> **Input records**:

···

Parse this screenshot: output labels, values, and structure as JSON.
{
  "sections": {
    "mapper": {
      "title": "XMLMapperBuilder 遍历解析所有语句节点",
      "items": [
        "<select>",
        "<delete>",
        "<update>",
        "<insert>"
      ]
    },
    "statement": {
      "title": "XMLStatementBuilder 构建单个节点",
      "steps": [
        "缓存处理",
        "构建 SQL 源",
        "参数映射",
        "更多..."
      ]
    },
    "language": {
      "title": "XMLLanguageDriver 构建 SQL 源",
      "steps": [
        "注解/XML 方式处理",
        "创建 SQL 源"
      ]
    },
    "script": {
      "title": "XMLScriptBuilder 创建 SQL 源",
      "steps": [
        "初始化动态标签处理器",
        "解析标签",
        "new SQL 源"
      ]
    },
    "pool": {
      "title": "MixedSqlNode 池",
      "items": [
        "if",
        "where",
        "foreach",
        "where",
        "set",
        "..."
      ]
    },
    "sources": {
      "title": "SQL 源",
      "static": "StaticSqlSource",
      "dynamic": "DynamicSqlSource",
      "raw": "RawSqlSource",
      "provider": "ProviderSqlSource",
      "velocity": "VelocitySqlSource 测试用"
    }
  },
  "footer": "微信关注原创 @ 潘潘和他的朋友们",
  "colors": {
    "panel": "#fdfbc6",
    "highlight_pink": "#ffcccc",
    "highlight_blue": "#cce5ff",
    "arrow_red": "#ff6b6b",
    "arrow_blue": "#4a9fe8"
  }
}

···

> **Problem description**:
Reproduce the listing above word for word.

> **Solved exercise**:
Parse this screenshot: output labels, values, and structure as JSON.
{
  "sections": {
    "mapper": {
      "title": "XMLMapperBuilder 遍历解析所有语句节点",
      "items": [
        "<select>",
        "<delete>",
        "<update>",
        "<insert>"
      ]
    },
    "statement": {
      "title": "XMLStatementBuilder 构建单个节点",
      "steps": [
        "缓存处理",
        "构建 SQL 源",
        "参数映射",
        "更多..."
      ]
    },
    "language": {
      "title": "XMLLanguageDriver 构建 SQL 源",
      "steps": [
        "注解/XML 方式处理",
        "创建 SQL 源"
      ]
    },
    "script": {
      "title": "XMLScriptBuilder 创建 SQL 源",
      "steps": [
        "初始化动态标签处理器",
        "解析标签",
        "new SQL 源"
      ]
    },
    "pool": {
      "title": "MixedSqlNode 池",
      "items": [
        "if",
        "where",
        "foreach",
        "where",
        "set",
        "..."
      ]
    },
    "sources": {
      "title": "SQL 源",
      "static": "StaticSqlSource",
      "dynamic": "DynamicSqlSource",
      "raw": "RawSqlSource",
      "provider": "ProviderSqlSource",
      "velocity": "VelocitySqlSource 测试用"
    }
  },
  "footer": "微信关注原创 @ 潘潘和他的朋友们",
  "colors": {
    "panel": "#fdfbc6",
    "highlight_pink": "#ffcccc",
    "highlight_blue": "#cce5ff",
    "arrow_red": "#ff6b6b",
    "arrow_blue": "#4a9fe8"
  }
}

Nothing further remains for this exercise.